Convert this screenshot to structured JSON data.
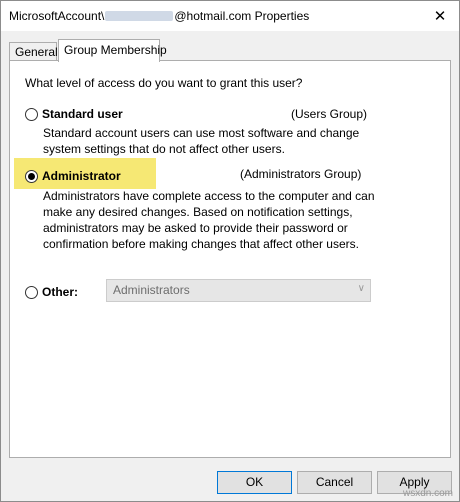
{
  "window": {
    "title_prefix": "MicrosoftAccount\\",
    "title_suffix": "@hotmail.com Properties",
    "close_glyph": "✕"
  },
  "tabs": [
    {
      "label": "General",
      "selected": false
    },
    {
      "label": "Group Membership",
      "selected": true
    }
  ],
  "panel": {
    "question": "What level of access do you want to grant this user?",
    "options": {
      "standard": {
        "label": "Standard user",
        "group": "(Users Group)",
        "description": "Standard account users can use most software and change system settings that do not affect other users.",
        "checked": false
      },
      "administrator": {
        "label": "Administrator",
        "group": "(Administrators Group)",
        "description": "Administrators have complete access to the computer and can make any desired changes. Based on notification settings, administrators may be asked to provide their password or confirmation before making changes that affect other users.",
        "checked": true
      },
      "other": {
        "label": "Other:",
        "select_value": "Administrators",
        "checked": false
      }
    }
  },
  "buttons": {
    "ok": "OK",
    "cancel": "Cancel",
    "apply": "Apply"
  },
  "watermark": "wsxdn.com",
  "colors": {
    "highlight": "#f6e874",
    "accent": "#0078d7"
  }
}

##########

TASK STATEMENT: The data above should be repeated exactly, minus any pictures.

EXERCISE OUTPUT:
Convert this screenshot to structured JSON data.
{
  "window": {
    "title_prefix": "MicrosoftAccount\\",
    "title_suffix": "@hotmail.com Properties",
    "close_glyph": "✕"
  },
  "tabs": [
    {
      "label": "General",
      "selected": false
    },
    {
      "label": "Group Membership",
      "selected": true
    }
  ],
  "panel": {
    "question": "What level of access do you want to grant this user?",
    "options": {
      "standard": {
        "label": "Standard user",
        "group": "(Users Group)",
        "description": "Standard account users can use most software and change system settings that do not affect other users.",
        "checked": false
      },
      "administrator": {
        "label": "Administrator",
        "group": "(Administrators Group)",
        "description": "Administrators have complete access to the computer and can make any desired changes. Based on notification settings, administrators may be asked to provide their password or confirmation before making changes that affect other users.",
        "checked": true
      },
      "other": {
        "label": "Other:",
        "select_value": "Administrators",
        "checked": false
      }
    }
  },
  "buttons": {
    "ok": "OK",
    "cancel": "Cancel",
    "apply": "Apply"
  },
  "watermark": "wsxdn.com",
  "colors": {
    "highlight": "#f6e874",
    "accent": "#0078d7"
  }
}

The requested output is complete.